● **Problem**: Look through the data below. Pick out the lines holding the string "Life".

● **Extracted data**:
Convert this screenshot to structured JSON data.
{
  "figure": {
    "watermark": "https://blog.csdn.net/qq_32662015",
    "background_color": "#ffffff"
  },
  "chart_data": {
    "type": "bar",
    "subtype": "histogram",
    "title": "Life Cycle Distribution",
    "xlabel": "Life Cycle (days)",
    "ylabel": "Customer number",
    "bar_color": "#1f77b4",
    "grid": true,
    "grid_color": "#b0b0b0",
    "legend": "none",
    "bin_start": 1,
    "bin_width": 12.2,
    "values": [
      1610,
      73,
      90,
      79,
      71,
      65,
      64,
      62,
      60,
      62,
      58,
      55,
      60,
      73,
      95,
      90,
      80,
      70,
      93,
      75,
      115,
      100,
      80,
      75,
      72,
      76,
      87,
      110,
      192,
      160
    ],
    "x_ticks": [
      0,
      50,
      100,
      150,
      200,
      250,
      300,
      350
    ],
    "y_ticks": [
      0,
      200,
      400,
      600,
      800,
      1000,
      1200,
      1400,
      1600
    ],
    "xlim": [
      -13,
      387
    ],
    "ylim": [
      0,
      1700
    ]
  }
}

● **Exercise result**:
    "title": "Life Cycle Distribution",
    "xlabel": "Life Cycle (days)",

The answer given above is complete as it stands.